Exercise brief - Identify each line below containing the string "content" and copy it.

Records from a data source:

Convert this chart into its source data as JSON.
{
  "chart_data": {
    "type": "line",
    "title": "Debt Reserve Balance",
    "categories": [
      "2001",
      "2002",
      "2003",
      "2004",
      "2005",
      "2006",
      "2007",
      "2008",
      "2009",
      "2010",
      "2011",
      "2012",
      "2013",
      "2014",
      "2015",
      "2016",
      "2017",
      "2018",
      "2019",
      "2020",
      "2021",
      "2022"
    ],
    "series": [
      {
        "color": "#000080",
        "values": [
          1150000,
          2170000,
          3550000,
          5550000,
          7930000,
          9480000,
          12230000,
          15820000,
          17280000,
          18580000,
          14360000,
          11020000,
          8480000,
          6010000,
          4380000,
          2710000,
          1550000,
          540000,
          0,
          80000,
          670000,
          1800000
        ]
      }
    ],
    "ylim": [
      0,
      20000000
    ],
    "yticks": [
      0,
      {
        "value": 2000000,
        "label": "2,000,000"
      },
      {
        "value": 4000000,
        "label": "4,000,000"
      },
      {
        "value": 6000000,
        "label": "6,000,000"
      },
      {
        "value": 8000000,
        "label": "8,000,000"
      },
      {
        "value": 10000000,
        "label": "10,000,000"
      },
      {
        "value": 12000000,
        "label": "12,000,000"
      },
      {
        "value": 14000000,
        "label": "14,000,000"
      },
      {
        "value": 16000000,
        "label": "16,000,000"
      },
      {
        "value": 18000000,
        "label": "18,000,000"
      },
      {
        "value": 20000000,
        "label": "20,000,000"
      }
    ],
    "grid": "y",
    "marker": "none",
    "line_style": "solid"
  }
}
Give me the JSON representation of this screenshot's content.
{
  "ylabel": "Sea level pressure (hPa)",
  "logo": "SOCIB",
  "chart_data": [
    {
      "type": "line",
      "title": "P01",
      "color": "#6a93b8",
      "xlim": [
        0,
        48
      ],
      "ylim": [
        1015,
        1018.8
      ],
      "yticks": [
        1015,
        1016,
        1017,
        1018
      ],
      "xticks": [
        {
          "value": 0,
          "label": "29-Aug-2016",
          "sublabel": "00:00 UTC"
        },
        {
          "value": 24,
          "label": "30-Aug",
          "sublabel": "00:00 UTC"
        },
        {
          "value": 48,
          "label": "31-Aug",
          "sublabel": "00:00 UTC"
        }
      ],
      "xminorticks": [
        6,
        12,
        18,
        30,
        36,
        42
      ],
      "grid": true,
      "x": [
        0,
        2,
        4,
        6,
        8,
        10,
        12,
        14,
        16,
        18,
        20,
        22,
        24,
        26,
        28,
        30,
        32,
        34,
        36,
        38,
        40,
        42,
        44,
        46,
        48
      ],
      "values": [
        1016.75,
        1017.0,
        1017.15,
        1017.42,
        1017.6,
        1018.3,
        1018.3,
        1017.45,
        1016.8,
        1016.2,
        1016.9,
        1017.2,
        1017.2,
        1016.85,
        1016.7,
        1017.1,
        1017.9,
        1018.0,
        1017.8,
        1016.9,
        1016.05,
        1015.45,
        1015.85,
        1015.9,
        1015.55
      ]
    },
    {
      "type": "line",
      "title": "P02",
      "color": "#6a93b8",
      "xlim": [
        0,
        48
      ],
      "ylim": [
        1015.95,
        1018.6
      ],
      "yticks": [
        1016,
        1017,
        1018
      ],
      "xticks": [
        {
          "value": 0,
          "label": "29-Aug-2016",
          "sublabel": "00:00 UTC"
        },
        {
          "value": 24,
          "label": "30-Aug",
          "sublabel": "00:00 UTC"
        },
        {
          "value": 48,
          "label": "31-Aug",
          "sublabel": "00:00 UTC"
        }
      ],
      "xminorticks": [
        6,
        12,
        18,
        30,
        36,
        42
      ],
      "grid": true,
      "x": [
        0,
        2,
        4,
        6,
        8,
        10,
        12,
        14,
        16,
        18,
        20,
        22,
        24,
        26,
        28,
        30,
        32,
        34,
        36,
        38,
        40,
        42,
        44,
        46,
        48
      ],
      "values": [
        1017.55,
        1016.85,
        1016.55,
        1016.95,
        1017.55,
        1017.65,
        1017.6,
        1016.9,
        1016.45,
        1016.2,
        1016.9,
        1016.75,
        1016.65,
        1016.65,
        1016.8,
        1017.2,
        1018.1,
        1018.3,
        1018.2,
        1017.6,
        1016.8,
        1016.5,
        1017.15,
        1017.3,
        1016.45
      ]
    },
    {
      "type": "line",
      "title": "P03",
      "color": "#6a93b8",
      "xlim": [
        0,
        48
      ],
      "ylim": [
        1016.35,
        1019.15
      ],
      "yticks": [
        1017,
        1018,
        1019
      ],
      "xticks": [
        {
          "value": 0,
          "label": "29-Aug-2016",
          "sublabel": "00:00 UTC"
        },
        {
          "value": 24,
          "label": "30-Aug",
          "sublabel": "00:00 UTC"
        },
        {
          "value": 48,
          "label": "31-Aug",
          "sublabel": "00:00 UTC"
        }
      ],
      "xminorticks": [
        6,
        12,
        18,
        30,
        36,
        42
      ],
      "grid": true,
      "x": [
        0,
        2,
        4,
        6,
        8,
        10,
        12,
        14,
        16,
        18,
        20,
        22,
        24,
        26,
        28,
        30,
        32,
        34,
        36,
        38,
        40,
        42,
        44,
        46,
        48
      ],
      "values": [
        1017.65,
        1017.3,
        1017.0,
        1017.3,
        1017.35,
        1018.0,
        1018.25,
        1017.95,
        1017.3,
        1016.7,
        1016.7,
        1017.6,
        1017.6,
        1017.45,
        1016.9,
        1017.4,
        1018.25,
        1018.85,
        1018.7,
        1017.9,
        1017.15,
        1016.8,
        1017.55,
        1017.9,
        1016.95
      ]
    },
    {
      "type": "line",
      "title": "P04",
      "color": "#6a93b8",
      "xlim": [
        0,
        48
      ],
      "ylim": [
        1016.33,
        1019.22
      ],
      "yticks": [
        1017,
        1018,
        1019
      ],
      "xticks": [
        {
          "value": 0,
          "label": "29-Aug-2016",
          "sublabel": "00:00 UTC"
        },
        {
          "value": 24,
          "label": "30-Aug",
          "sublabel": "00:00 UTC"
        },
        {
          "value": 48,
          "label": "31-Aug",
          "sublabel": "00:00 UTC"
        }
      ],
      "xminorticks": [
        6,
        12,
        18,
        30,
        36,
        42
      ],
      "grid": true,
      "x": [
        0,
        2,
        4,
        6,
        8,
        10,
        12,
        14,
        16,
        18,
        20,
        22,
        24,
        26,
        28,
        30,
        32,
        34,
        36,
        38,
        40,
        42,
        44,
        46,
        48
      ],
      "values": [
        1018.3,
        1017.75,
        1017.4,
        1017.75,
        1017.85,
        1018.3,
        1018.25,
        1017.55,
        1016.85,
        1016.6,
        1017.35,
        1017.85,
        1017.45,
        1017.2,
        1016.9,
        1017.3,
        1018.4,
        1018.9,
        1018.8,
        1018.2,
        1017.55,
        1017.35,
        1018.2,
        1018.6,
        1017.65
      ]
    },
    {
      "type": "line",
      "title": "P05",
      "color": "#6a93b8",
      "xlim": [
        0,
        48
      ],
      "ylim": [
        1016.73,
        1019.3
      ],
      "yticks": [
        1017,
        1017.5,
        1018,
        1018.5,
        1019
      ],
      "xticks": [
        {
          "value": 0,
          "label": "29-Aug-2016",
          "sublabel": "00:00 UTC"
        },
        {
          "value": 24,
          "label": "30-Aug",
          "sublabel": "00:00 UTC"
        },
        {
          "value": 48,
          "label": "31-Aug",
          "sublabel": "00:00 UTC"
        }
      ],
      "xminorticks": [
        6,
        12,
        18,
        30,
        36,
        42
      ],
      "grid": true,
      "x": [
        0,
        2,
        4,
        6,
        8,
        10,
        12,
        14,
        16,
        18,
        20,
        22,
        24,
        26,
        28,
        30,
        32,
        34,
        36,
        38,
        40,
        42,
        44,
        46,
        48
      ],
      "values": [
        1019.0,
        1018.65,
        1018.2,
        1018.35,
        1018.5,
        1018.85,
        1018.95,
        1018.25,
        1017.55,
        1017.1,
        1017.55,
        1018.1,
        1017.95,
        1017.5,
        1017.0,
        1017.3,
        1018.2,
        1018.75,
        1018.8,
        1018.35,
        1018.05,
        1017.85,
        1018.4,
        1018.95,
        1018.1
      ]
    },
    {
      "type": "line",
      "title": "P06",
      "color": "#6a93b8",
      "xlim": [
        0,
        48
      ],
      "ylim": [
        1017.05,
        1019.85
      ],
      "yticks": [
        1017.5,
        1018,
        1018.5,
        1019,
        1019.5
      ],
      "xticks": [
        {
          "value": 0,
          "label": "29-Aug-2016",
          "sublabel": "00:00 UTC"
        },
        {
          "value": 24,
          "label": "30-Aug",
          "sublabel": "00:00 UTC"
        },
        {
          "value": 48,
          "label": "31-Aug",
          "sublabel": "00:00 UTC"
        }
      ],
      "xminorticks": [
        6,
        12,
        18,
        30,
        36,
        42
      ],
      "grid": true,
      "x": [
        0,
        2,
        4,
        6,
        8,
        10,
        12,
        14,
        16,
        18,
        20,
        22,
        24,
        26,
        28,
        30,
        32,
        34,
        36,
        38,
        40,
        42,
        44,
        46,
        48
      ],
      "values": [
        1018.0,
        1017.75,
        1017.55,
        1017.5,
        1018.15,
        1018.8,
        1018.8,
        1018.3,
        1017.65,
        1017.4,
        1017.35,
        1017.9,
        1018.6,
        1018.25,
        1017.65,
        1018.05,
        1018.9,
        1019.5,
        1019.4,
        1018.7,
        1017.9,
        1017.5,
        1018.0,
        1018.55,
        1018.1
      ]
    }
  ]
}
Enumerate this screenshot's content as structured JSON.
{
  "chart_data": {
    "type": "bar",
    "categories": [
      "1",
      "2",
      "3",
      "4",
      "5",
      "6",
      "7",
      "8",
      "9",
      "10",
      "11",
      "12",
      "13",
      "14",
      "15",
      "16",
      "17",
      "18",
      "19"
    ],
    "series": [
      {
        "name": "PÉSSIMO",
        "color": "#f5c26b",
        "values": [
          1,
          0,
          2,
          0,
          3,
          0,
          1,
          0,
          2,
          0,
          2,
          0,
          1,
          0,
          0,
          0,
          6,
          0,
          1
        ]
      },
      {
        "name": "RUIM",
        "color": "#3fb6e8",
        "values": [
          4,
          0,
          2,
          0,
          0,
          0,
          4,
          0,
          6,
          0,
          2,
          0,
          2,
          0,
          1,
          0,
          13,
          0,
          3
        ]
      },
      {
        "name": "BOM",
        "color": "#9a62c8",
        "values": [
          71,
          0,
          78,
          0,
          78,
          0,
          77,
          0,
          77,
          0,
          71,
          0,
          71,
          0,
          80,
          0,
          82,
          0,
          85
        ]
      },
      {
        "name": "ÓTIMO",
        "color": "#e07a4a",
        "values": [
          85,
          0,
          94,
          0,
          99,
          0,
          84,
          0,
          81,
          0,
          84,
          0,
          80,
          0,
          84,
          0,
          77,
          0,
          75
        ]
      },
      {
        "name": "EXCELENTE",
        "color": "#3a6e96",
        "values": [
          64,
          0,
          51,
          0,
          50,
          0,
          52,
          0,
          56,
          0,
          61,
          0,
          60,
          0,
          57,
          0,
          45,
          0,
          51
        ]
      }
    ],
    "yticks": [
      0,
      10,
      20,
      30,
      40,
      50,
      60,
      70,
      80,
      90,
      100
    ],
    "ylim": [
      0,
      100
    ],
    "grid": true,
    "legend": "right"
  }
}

Full response -
Give me the JSON representation of this screenshot's content.
Enumerate this screenshot's content as structured JSON.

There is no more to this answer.